### Set task
Gather up all lines that carry the word "JSON".
>> begin
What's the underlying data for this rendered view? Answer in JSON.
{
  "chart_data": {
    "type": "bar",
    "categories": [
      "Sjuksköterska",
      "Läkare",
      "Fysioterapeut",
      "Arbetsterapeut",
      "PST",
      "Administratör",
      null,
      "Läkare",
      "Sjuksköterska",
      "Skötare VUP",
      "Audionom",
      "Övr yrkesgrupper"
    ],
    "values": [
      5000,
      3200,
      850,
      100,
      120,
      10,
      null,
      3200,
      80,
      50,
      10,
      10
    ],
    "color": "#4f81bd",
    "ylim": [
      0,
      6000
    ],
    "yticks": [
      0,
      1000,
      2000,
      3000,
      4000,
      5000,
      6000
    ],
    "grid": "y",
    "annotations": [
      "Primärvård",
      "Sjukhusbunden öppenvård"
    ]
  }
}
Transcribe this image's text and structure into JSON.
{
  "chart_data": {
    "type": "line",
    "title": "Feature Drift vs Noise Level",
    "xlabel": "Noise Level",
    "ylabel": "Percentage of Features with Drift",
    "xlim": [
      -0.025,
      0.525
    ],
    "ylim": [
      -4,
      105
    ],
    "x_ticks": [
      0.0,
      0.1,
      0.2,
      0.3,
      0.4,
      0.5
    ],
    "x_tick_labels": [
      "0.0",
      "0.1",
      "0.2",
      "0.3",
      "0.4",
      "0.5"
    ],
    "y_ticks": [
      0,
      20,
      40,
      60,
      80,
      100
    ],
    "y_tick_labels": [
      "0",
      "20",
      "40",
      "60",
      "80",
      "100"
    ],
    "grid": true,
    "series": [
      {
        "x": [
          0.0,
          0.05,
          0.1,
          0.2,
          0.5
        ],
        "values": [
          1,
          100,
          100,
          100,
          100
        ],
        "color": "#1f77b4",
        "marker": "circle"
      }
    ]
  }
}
>> end
### Worked answer
What's the underlying data for this rendered view? Answer in JSON.
Transcribe this image's text and structure into JSON.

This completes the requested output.